--- START OF Task input ---

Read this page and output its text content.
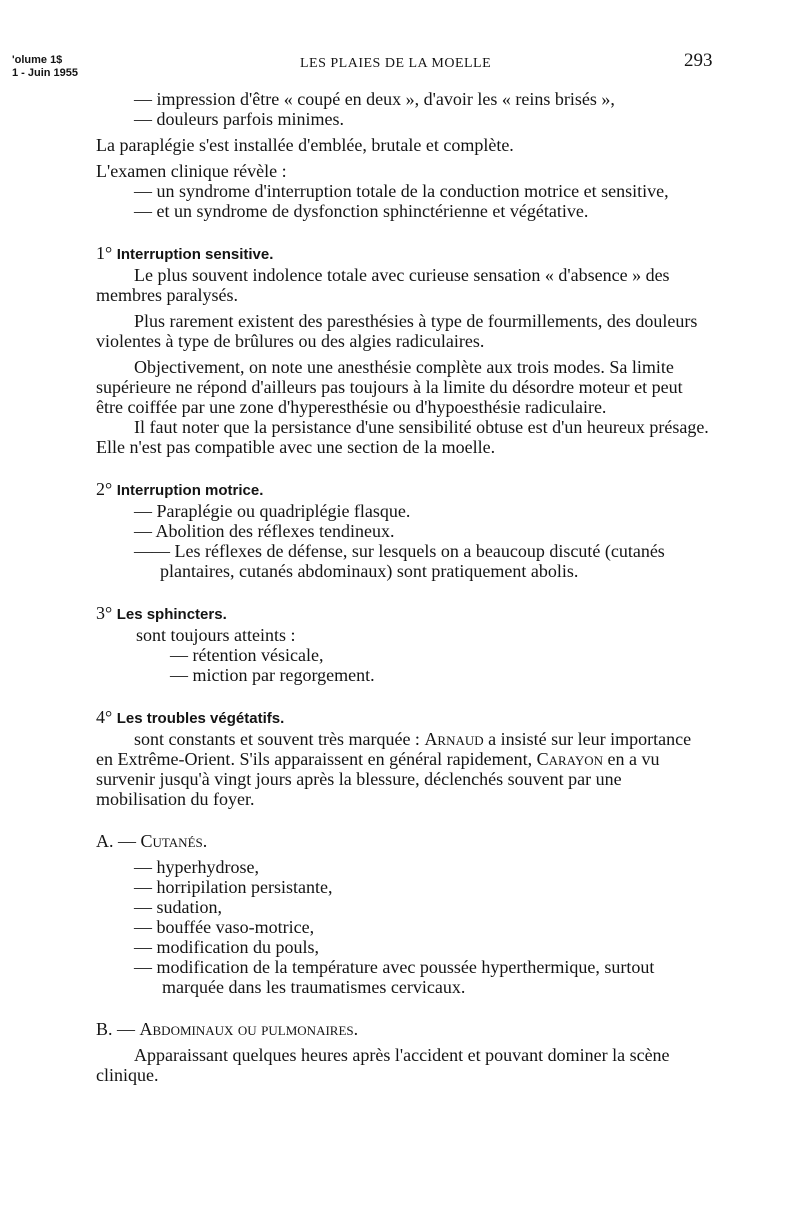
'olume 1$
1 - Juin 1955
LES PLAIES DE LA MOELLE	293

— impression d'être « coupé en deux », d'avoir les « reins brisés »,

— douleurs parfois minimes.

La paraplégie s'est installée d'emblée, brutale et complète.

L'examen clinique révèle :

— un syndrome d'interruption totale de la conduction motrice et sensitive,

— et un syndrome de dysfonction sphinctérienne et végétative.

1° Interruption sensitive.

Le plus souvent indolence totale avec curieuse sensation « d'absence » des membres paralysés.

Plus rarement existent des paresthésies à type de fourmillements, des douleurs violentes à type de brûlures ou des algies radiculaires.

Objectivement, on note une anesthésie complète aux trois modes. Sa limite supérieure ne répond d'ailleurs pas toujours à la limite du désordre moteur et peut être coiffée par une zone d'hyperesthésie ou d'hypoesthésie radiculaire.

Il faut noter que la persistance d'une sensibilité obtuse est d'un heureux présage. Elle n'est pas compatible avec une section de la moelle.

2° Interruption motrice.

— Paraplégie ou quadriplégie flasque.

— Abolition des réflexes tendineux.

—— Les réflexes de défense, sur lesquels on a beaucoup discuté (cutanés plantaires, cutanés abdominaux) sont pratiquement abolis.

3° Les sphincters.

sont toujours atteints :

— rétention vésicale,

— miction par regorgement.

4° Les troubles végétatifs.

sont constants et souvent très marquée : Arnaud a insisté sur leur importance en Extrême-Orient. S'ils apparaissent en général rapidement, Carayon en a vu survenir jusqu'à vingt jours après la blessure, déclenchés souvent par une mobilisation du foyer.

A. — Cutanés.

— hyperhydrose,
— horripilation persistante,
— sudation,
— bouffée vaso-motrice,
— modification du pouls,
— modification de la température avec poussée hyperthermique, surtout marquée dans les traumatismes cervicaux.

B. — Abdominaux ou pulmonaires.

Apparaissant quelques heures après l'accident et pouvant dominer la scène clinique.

--- END OF Task input ---
--- START OF Task input ---

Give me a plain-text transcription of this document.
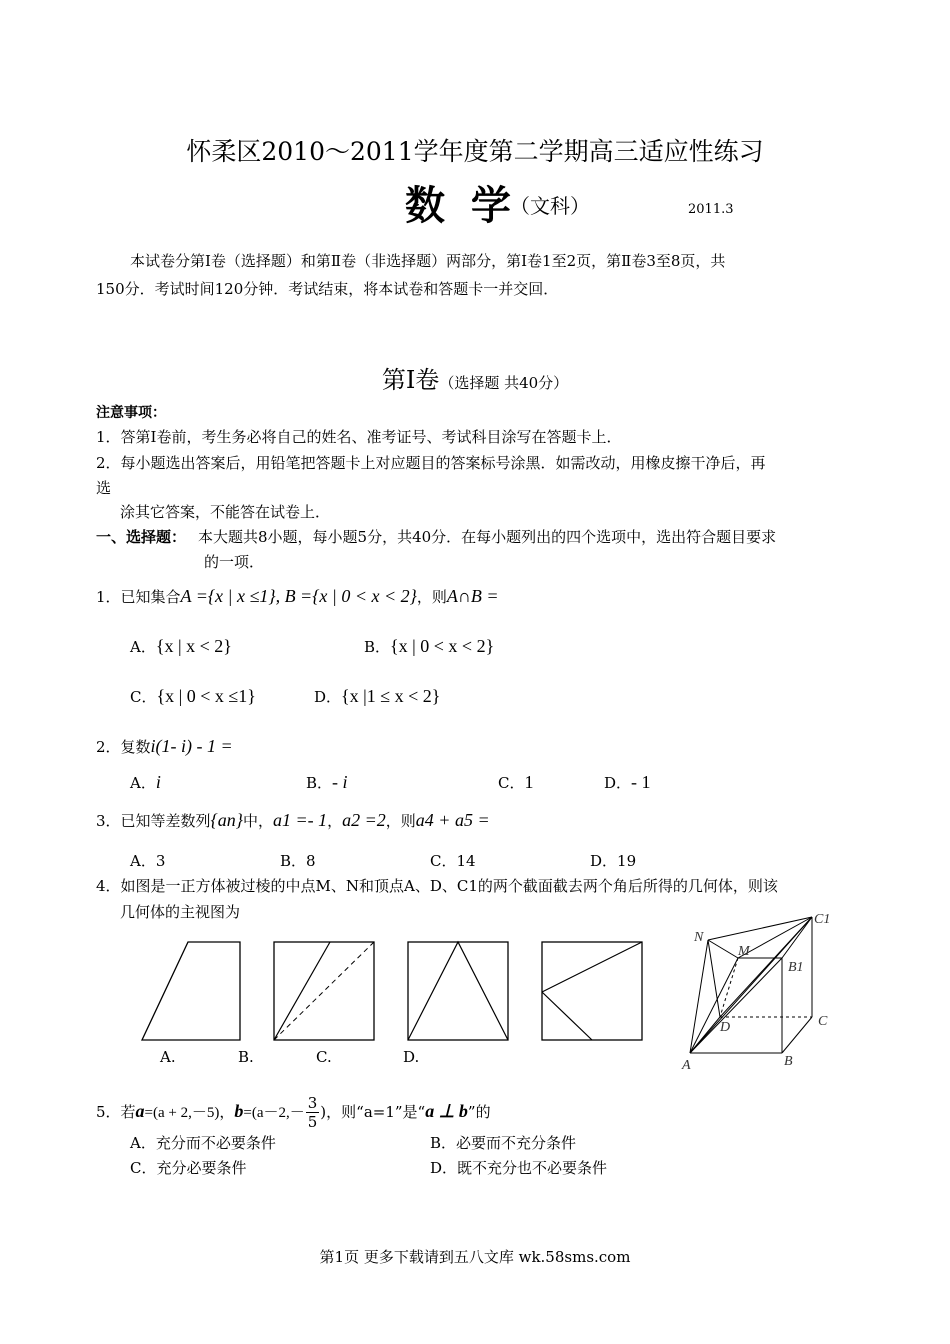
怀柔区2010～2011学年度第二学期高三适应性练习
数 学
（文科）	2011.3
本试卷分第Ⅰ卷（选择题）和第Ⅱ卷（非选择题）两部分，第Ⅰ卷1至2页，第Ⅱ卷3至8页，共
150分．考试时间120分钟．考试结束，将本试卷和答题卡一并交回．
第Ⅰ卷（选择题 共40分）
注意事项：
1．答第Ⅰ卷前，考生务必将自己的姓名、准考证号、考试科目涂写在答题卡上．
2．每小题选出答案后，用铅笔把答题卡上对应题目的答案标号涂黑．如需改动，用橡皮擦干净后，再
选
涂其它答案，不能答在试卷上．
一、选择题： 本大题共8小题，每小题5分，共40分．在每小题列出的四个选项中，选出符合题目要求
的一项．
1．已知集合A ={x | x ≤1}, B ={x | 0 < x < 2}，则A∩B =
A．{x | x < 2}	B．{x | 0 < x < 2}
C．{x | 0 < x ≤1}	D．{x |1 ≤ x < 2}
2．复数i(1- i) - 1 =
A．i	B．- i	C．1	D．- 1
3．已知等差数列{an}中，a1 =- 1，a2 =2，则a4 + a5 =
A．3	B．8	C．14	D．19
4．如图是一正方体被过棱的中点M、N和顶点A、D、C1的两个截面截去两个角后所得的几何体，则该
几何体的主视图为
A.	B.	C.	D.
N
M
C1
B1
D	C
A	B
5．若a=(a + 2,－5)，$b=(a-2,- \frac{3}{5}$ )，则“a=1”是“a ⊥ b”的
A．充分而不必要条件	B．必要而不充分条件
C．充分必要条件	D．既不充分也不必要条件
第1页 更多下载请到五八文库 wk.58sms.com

--- END OF Task input ---
--- START OF Task input ---

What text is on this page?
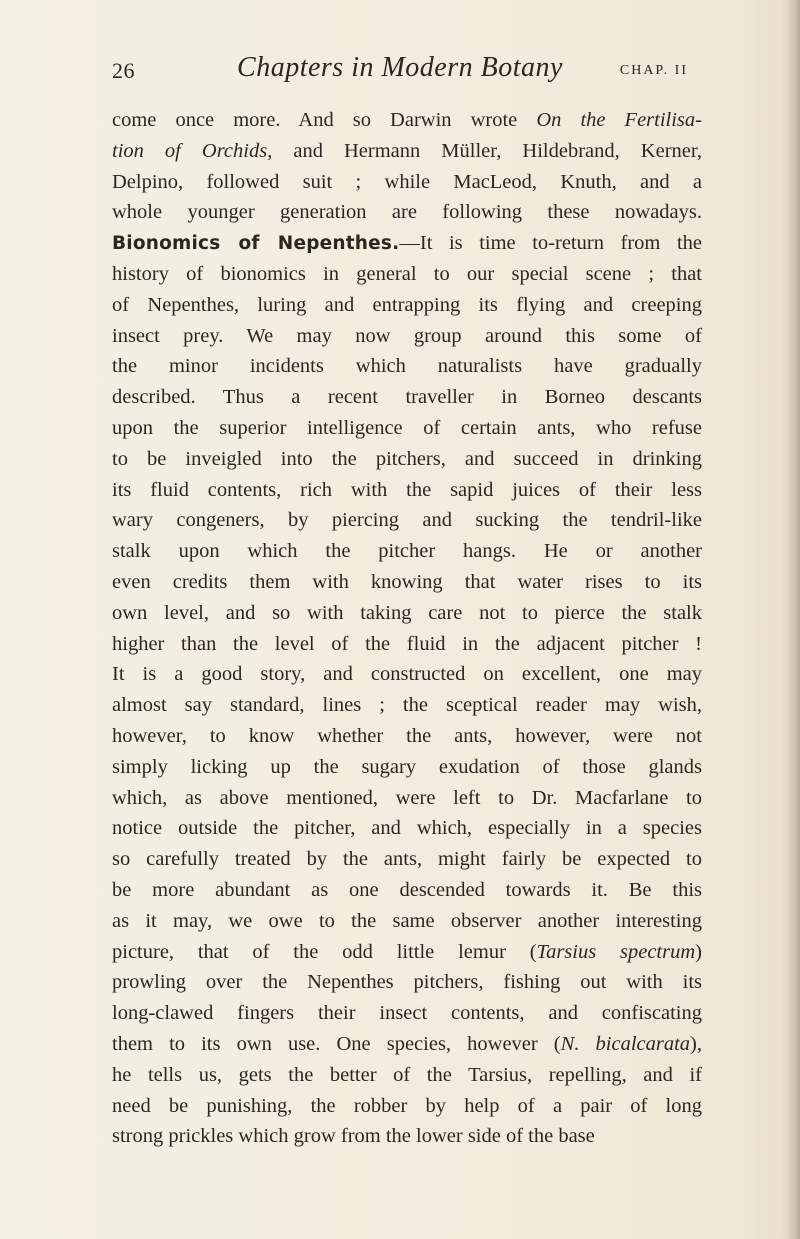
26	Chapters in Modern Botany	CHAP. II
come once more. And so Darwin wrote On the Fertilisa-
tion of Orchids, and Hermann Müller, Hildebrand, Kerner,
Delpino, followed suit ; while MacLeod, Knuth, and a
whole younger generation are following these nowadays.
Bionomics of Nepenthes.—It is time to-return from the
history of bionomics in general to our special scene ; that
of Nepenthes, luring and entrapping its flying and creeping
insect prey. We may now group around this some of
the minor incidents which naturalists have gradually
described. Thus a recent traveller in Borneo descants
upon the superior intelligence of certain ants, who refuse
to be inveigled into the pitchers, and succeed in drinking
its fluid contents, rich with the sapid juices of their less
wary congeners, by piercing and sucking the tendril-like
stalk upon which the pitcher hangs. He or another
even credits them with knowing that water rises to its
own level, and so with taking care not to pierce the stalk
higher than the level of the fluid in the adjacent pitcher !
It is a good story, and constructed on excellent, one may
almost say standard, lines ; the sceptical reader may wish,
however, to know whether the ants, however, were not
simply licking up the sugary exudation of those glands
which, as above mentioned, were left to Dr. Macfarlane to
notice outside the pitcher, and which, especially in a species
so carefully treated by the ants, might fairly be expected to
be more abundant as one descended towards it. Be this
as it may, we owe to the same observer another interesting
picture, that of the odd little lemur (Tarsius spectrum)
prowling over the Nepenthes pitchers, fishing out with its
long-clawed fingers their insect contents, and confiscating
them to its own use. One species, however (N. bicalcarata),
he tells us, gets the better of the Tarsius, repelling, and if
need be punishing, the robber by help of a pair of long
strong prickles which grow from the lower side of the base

--- END OF Task input ---

**Work to be completed:** Copy all lines of the material above where the string "motrice" occurs.

**Expected answer:**
— un syndrome d'interruption totale de la conduction motrice et sensitive,
2° Interruption motrice.
— bouffée vaso-motrice,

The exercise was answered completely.